#### [Given problem]
Copy out every line containing the word "года".

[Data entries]
.....

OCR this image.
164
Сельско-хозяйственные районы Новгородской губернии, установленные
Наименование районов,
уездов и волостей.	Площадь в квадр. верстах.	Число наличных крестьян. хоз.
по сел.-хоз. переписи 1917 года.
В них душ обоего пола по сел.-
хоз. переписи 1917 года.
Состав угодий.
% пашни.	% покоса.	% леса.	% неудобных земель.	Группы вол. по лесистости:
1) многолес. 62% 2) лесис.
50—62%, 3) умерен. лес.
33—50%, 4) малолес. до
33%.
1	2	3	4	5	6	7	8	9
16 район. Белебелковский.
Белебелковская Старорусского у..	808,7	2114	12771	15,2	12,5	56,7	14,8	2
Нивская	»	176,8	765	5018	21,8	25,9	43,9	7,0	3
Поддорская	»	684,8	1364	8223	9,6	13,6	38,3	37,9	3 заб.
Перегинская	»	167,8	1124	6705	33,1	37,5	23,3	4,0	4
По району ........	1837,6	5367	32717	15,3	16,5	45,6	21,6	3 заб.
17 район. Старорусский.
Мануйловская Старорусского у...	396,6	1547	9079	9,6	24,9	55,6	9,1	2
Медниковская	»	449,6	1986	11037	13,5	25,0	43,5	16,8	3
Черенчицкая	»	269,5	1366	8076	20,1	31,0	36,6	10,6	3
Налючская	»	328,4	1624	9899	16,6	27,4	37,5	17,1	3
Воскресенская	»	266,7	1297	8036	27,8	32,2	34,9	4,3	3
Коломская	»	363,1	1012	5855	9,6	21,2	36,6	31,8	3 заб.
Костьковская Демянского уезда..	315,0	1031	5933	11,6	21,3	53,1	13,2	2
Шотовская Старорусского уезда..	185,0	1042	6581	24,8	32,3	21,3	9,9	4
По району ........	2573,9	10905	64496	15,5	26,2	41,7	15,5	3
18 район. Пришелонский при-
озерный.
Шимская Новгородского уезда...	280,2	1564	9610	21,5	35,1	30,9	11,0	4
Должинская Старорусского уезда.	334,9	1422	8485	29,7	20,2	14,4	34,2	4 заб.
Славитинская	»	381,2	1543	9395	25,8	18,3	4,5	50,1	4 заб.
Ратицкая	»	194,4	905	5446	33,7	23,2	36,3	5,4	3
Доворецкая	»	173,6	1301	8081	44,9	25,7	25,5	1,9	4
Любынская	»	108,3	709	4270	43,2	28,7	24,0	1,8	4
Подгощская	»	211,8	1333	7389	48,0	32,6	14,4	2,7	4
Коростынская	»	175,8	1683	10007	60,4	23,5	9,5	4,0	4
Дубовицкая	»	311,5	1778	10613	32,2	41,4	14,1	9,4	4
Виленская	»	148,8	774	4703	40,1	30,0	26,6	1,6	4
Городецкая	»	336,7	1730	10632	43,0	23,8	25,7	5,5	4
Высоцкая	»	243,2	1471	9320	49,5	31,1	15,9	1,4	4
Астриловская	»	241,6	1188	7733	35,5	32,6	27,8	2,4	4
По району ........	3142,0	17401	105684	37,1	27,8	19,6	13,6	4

.....

#### [Final answer]
по сел.-хоз. переписи 1917 года.
хоз. переписи 1917 года.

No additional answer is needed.